▶ PROBLEM TO SOLVE
Find the string "Materials" in the records. Copy every line it appears in.

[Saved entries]

..............................

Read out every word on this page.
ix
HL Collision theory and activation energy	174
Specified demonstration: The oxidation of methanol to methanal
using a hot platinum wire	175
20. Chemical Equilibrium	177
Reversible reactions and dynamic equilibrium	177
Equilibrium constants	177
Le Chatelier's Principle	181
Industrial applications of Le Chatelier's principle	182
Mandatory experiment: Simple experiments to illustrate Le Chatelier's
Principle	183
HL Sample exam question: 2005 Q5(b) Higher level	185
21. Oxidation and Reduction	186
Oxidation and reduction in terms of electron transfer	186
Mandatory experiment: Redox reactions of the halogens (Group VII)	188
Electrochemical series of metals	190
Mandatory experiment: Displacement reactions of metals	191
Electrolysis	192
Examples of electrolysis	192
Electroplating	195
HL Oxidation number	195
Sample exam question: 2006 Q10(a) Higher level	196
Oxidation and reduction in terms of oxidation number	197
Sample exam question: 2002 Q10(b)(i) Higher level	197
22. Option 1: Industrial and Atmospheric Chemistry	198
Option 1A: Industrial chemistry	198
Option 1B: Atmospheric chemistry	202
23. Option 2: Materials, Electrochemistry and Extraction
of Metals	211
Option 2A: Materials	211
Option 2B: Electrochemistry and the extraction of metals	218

..............................

▶ FINISHED EXERCISE
23. Option 2: Materials, Electrochemistry and Extraction
Option 2A: Materials	211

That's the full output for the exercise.